- _Set task_
Gather, from the listing beneath this task, every line holding the string "перспективе".

- _Dataset content_
■ ■ ■ ■ ■ ■ ■

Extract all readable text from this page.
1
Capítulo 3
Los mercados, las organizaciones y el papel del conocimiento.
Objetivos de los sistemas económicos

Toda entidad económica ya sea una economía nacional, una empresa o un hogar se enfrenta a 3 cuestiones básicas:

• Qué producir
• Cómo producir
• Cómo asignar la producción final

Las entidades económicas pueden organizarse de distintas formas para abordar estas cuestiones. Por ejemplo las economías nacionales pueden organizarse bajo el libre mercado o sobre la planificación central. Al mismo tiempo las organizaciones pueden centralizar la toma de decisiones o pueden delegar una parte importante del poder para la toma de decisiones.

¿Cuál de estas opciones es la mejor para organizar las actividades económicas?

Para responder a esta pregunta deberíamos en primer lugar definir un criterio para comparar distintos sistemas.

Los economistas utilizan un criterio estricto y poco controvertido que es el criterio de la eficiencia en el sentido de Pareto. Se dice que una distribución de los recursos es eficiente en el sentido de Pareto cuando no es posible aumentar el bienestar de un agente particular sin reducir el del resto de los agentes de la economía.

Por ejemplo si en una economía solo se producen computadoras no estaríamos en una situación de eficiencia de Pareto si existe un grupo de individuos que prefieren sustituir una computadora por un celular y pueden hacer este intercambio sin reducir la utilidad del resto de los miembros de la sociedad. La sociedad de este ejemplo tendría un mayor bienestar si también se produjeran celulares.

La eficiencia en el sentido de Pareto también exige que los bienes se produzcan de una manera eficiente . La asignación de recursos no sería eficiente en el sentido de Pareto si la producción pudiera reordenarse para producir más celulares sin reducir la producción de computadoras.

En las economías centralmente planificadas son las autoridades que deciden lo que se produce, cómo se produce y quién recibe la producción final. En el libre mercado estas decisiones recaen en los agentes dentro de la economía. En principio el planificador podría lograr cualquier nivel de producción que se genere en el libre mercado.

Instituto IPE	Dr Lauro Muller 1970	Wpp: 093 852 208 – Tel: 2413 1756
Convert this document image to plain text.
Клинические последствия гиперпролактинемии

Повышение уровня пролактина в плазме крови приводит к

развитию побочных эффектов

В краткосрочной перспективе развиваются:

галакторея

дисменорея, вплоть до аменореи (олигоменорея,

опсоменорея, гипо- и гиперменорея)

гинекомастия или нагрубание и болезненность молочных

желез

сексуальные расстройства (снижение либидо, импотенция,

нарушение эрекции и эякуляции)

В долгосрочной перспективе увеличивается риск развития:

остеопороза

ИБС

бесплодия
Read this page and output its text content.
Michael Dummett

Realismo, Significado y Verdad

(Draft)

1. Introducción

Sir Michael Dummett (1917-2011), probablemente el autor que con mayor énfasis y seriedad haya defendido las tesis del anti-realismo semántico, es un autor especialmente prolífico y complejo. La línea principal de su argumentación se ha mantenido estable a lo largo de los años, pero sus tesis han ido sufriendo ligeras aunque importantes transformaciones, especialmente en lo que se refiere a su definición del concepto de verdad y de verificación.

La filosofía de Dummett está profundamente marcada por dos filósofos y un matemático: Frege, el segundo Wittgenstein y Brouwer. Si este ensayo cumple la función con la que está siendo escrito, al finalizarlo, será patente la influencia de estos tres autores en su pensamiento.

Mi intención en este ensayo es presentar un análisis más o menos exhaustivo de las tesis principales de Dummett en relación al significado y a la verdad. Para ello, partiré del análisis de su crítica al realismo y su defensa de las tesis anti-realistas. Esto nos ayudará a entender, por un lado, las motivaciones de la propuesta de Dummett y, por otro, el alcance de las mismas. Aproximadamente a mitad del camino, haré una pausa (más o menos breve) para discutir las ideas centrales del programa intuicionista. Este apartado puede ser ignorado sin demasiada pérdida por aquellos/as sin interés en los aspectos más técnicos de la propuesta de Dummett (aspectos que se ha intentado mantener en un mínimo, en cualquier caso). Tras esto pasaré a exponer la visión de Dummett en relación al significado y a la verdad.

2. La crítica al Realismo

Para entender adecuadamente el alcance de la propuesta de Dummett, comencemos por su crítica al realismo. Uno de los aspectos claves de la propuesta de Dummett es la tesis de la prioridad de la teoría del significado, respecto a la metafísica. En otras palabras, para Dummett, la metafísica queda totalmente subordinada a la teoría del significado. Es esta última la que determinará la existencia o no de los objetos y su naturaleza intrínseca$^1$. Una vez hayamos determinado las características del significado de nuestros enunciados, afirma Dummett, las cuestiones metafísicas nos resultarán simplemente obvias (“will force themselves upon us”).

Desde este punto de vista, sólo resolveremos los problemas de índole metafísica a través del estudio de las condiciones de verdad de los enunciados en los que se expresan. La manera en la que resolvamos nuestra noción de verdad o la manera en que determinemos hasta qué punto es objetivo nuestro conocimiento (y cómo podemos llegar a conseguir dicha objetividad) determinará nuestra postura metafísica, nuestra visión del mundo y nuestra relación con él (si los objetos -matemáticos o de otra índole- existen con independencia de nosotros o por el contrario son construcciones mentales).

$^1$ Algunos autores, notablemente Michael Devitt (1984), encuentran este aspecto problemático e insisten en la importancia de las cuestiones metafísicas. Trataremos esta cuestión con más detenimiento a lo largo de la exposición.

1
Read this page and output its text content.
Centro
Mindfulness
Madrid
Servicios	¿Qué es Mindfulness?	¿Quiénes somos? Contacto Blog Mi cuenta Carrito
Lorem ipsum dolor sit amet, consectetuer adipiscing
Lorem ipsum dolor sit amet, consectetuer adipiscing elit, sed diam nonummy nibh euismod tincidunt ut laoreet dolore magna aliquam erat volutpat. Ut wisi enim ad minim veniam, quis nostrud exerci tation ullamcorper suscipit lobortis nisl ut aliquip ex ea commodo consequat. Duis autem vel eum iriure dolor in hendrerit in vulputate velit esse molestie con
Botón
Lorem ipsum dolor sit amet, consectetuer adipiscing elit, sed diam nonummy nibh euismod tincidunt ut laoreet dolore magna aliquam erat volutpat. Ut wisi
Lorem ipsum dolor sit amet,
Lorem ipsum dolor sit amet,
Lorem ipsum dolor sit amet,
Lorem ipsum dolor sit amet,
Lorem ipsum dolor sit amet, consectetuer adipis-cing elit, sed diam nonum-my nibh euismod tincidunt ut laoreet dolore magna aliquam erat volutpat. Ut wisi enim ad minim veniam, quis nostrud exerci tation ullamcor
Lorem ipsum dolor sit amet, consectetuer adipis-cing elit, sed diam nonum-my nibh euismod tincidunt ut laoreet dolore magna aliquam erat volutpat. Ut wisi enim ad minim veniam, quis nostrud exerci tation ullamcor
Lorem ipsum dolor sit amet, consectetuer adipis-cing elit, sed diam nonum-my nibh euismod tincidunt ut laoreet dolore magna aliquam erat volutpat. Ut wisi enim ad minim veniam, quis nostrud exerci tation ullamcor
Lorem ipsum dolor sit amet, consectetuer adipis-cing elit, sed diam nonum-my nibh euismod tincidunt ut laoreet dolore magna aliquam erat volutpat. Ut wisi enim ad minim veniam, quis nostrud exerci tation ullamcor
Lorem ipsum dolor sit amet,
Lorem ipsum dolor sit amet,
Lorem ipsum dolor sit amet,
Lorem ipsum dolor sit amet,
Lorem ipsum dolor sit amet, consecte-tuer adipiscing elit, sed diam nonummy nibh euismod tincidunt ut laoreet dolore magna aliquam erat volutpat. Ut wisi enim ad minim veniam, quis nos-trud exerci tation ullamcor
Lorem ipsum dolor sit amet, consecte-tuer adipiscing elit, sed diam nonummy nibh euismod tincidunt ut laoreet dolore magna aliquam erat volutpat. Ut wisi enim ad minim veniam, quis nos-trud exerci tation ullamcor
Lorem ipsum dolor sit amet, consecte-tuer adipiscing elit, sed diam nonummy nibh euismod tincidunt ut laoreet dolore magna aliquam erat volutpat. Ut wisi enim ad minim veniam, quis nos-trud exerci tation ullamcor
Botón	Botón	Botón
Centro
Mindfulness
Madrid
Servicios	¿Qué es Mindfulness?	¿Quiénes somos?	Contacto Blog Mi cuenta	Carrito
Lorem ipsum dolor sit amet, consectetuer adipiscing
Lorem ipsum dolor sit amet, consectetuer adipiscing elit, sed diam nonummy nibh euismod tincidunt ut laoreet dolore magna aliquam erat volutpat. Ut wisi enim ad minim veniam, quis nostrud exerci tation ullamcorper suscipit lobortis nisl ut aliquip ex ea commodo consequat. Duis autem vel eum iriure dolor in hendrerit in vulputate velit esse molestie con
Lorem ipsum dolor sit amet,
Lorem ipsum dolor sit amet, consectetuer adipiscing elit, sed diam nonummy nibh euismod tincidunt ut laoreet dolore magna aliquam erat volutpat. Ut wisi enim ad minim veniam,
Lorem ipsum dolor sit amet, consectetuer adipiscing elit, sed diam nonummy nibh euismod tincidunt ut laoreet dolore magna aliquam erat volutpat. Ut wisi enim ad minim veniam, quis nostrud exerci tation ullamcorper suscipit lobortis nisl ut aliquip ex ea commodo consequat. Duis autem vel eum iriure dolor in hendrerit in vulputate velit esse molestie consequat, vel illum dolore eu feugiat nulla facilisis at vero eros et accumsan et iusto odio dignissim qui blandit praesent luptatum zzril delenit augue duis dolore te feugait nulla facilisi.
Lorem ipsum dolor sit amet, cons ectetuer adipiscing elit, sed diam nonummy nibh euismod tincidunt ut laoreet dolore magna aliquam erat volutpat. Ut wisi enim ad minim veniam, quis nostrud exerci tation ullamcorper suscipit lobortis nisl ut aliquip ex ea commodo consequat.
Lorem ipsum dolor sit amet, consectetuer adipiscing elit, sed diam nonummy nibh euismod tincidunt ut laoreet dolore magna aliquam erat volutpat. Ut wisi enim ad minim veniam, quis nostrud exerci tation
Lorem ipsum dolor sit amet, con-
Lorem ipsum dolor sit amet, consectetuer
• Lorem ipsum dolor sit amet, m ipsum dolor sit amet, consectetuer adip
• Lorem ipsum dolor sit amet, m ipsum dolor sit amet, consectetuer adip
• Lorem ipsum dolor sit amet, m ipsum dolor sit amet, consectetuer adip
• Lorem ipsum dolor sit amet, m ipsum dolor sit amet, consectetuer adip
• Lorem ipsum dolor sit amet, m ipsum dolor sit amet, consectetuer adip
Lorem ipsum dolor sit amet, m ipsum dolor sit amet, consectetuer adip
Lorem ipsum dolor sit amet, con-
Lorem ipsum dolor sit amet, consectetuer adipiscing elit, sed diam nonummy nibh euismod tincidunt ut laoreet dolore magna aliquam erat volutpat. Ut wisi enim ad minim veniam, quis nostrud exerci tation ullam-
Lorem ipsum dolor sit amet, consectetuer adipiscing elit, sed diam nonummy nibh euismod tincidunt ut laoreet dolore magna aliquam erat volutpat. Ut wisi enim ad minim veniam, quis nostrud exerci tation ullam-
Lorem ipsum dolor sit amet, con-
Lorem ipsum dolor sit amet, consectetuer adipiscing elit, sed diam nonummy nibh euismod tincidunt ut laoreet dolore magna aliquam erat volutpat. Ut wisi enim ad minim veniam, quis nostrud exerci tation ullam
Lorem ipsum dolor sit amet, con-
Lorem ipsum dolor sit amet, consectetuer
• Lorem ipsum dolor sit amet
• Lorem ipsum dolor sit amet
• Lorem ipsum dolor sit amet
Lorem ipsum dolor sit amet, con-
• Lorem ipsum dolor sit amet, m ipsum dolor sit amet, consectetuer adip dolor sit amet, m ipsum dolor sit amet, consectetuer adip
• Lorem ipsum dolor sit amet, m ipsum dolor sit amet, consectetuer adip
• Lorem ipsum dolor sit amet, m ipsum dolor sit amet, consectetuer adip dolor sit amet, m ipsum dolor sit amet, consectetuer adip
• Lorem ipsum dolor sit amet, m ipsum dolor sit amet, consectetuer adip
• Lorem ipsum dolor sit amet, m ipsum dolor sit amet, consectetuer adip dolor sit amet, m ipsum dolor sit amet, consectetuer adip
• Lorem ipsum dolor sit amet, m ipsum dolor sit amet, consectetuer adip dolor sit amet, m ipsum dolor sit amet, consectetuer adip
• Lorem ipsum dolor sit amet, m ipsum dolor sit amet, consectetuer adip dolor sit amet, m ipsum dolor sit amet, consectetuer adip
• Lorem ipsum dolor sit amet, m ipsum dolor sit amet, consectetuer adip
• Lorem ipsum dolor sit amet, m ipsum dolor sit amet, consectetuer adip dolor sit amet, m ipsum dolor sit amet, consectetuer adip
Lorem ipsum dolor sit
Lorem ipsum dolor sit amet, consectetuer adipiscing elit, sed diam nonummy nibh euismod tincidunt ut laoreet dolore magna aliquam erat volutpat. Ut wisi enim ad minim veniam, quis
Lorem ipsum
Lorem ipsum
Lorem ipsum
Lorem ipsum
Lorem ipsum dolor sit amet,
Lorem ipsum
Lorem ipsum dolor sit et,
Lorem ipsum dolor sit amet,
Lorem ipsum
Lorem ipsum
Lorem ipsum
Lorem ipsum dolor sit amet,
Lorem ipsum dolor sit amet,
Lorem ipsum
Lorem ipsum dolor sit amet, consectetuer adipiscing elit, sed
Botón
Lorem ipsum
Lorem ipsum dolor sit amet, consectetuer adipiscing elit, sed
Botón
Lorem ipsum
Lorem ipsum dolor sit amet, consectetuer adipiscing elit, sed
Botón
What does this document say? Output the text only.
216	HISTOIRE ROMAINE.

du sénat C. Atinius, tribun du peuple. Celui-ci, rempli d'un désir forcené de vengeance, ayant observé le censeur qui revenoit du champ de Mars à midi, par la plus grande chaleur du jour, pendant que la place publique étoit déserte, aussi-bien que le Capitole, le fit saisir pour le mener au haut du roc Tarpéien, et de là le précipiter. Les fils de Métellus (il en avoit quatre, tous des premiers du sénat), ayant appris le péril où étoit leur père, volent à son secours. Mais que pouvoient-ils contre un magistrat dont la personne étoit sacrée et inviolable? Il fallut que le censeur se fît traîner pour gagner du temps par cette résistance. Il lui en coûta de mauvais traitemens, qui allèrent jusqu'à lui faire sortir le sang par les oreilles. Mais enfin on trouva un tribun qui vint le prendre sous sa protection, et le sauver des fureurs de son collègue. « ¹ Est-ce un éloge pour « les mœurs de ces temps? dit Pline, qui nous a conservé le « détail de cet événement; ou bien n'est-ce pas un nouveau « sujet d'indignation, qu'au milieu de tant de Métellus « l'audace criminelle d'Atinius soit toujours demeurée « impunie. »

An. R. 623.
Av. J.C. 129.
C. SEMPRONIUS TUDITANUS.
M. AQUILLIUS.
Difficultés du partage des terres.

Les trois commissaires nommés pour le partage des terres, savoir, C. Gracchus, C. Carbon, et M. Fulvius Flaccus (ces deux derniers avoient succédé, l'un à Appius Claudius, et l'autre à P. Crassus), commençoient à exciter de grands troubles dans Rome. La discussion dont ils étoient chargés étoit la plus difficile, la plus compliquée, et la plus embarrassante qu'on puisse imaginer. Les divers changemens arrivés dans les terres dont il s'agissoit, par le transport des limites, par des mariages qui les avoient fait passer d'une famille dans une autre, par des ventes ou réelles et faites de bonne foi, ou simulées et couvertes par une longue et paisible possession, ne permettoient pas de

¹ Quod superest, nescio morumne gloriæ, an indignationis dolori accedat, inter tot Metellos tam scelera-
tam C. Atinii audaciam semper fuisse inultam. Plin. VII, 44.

■ ■ ■ ■ ■ ■ ■

- _Exercise answer_
В краткосрочной перспективе развиваются:
В долгосрочной перспективе увеличивается риск развития:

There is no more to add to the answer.